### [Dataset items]
○ ○ ○ ○ ○ ○ ○
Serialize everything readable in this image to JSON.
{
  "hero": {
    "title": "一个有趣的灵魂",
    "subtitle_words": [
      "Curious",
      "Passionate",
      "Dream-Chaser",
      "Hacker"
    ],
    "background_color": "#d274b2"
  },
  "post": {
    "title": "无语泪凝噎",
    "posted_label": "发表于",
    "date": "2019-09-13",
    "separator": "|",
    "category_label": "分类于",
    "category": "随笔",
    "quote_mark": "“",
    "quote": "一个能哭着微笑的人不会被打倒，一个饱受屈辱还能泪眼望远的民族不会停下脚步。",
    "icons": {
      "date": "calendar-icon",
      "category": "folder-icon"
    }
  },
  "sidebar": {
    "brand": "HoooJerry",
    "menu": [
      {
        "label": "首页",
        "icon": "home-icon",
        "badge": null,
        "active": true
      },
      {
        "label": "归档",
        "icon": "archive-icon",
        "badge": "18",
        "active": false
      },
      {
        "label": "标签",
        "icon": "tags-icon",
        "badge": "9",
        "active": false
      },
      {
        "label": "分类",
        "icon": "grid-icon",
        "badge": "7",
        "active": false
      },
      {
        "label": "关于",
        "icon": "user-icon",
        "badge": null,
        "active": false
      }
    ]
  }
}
○ ○ ○ ○ ○ ○ ○
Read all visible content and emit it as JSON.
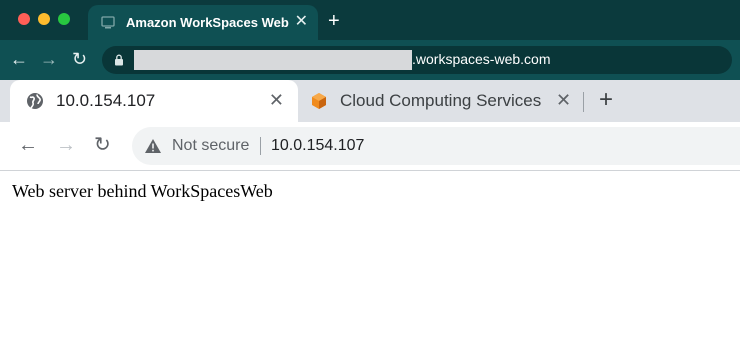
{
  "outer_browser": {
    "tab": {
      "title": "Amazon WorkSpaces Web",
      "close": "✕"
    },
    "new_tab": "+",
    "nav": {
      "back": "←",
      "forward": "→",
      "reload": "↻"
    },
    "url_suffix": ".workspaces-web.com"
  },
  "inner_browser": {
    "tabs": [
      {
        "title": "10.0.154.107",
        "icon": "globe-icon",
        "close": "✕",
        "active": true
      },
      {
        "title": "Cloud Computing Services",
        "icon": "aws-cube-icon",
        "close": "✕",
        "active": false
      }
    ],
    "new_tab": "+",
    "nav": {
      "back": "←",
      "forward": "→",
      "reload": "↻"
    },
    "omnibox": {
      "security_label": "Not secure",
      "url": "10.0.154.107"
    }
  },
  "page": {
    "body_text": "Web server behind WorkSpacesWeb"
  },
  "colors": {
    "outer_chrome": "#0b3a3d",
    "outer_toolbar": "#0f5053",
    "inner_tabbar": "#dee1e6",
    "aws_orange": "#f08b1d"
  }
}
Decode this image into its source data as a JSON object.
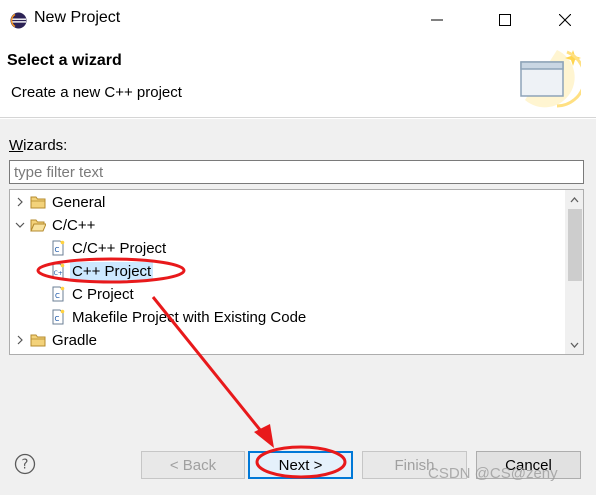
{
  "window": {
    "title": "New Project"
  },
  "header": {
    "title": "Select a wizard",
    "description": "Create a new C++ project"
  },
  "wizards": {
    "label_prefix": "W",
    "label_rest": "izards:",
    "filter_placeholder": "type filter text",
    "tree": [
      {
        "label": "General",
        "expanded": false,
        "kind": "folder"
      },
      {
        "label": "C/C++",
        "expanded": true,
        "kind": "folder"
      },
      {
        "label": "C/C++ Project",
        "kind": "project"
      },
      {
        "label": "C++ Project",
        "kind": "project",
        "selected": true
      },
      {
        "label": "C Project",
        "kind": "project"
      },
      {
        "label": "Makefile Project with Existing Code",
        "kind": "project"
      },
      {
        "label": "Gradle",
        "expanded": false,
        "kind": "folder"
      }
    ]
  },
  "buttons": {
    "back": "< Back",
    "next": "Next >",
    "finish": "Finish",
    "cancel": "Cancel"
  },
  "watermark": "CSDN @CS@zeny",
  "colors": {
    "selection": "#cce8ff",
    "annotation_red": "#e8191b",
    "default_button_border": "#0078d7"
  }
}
○ ○ ○ ○ ○ ○ ○
### [What you have to do]
Report how many lines in the entries hold the string "this". Nothing but the number is wanted.

### [Response]
2